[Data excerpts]

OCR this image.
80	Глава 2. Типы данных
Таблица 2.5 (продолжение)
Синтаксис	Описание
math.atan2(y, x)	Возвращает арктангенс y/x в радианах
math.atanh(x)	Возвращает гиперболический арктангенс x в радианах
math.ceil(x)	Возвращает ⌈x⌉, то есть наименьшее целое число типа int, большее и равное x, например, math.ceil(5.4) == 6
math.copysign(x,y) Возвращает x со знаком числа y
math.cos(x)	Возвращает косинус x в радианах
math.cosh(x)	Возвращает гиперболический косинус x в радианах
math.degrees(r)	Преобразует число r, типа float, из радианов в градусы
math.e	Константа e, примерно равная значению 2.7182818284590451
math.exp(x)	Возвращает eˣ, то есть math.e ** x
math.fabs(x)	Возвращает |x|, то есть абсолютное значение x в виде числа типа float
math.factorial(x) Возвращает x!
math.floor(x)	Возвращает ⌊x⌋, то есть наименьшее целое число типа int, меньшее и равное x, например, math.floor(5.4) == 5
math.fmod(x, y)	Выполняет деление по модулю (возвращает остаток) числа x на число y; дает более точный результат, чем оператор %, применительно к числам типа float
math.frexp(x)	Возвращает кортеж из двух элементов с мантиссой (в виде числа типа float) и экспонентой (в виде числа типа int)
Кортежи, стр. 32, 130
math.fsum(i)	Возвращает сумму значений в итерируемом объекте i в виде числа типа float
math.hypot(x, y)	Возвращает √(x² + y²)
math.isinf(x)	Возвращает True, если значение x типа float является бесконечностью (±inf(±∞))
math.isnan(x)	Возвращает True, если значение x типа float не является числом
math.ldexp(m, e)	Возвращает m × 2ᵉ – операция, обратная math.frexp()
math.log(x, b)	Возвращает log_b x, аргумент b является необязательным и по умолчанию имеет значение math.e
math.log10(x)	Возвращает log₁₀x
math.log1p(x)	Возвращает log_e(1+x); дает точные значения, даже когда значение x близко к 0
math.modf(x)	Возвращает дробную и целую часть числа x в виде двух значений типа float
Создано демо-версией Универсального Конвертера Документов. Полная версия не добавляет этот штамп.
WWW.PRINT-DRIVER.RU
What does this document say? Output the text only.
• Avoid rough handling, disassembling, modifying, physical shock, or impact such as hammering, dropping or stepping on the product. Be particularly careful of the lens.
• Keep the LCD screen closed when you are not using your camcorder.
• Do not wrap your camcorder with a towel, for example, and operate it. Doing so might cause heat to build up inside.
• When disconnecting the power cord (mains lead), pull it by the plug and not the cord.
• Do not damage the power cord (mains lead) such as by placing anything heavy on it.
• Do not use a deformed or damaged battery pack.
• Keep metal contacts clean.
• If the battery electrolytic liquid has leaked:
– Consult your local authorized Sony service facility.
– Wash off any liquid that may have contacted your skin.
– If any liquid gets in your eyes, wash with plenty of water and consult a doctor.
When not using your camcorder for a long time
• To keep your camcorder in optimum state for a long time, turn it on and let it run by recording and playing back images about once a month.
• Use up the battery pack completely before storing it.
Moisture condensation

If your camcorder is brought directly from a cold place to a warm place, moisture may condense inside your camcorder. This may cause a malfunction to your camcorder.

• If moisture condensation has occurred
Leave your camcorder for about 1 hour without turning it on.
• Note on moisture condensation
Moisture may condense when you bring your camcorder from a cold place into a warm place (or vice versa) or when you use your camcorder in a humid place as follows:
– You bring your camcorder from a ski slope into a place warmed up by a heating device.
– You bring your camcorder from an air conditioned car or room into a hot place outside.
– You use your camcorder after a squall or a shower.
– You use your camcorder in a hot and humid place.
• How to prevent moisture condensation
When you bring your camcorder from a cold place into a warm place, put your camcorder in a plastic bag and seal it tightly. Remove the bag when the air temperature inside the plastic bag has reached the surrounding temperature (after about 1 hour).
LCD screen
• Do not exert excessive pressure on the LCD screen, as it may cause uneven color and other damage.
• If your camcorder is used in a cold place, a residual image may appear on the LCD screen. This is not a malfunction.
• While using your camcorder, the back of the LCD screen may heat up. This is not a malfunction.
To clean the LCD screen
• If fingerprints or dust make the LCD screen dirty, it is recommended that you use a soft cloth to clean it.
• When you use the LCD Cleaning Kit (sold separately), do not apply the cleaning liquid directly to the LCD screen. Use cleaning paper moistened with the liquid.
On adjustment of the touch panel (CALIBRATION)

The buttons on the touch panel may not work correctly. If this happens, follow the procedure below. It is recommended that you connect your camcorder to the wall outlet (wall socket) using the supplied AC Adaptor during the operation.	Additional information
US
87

● Goal
The listing above must be transcribed exactly, line by line.

● Response to the exercise
OCR this image.
80	Глава 2. Типы данных
Таблица 2.5 (продолжение)
Синтаксис	Описание
math.atan2(y, x)	Возвращает арктангенс y/x в радианах
math.atanh(x)	Возвращает гиперболический арктангенс x в радианах
math.ceil(x)	Возвращает ⌈x⌉, то есть наименьшее целое число типа int, большее и равное x, например, math.ceil(5.4) == 6
math.copysign(x,y) Возвращает x со знаком числа y
math.cos(x)	Возвращает косинус x в радианах
math.cosh(x)	Возвращает гиперболический косинус x в радианах
math.degrees(r)	Преобразует число r, типа float, из радианов в градусы
math.e	Константа e, примерно равная значению 2.7182818284590451
math.exp(x)	Возвращает eˣ, то есть math.e ** x
math.fabs(x)	Возвращает |x|, то есть абсолютное значение x в виде числа типа float
math.factorial(x) Возвращает x!
math.floor(x)	Возвращает ⌊x⌋, то есть наименьшее целое число типа int, меньшее и равное x, например, math.floor(5.4) == 5
math.fmod(x, y)	Выполняет деление по модулю (возвращает остаток) числа x на число y; дает более точный результат, чем оператор %, применительно к числам типа float
math.frexp(x)	Возвращает кортеж из двух элементов с мантиссой (в виде числа типа float) и экспонентой (в виде числа типа int)
Кортежи, стр. 32, 130
math.fsum(i)	Возвращает сумму значений в итерируемом объекте i в виде числа типа float
math.hypot(x, y)	Возвращает √(x² + y²)
math.isinf(x)	Возвращает True, если значение x типа float является бесконечностью (±inf(±∞))
math.isnan(x)	Возвращает True, если значение x типа float не является числом
math.ldexp(m, e)	Возвращает m × 2ᵉ – операция, обратная math.frexp()
math.log(x, b)	Возвращает log_b x, аргумент b является необязательным и по умолчанию имеет значение math.e
math.log10(x)	Возвращает log₁₀x
math.log1p(x)	Возвращает log_e(1+x); дает точные значения, даже когда значение x близко к 0
math.modf(x)	Возвращает дробную и целую часть числа x в виде двух значений типа float
Создано демо-версией Универсального Конвертера Документов. Полная версия не добавляет этот штамп.
WWW.PRINT-DRIVER.RU
What does this document say? Output the text only.
• Avoid rough handling, disassembling, modifying, physical shock, or impact such as hammering, dropping or stepping on the product. Be particularly careful of the lens.
• Keep the LCD screen closed when you are not using your camcorder.
• Do not wrap your camcorder with a towel, for example, and operate it. Doing so might cause heat to build up inside.
• When disconnecting the power cord (mains lead), pull it by the plug and not the cord.
• Do not damage the power cord (mains lead) such as by placing anything heavy on it.
• Do not use a deformed or damaged battery pack.
• Keep metal contacts clean.
• If the battery electrolytic liquid has leaked:
– Consult your local authorized Sony service facility.
– Wash off any liquid that may have contacted your skin.
– If any liquid gets in your eyes, wash with plenty of water and consult a doctor.
When not using your camcorder for a long time
• To keep your camcorder in optimum state for a long time, turn it on and let it run by recording and playing back images about once a month.
• Use up the battery pack completely before storing it.
Moisture condensation

If your camcorder is brought directly from a cold place to a warm place, moisture may condense inside your camcorder. This may cause a malfunction to your camcorder.

• If moisture condensation has occurred
Leave your camcorder for about 1 hour without turning it on.
• Note on moisture condensation
Moisture may condense when you bring your camcorder from a cold place into a warm place (or vice versa) or when you use your camcorder in a humid place as follows:
– You bring your camcorder from a ski slope into a place warmed up by a heating device.
– You bring your camcorder from an air conditioned car or room into a hot place outside.
– You use your camcorder after a squall or a shower.
– You use your camcorder in a hot and humid place.
• How to prevent moisture condensation
When you bring your camcorder from a cold place into a warm place, put your camcorder in a plastic bag and seal it tightly. Remove the bag when the air temperature inside the plastic bag has reached the surrounding temperature (after about 1 hour).
LCD screen
• Do not exert excessive pressure on the LCD screen, as it may cause uneven color and other damage.
• If your camcorder is used in a cold place, a residual image may appear on the LCD screen. This is not a malfunction.
• While using your camcorder, the back of the LCD screen may heat up. This is not a malfunction.
To clean the LCD screen
• If fingerprints or dust make the LCD screen dirty, it is recommended that you use a soft cloth to clean it.
• When you use the LCD Cleaning Kit (sold separately), do not apply the cleaning liquid directly to the LCD screen. Use cleaning paper moistened with the liquid.
On adjustment of the touch panel (CALIBRATION)

The buttons on the touch panel may not work correctly. If this happens, follow the procedure below. It is recommended that you connect your camcorder to the wall outlet (wall socket) using the supplied AC Adaptor during the operation.	Additional information
US
87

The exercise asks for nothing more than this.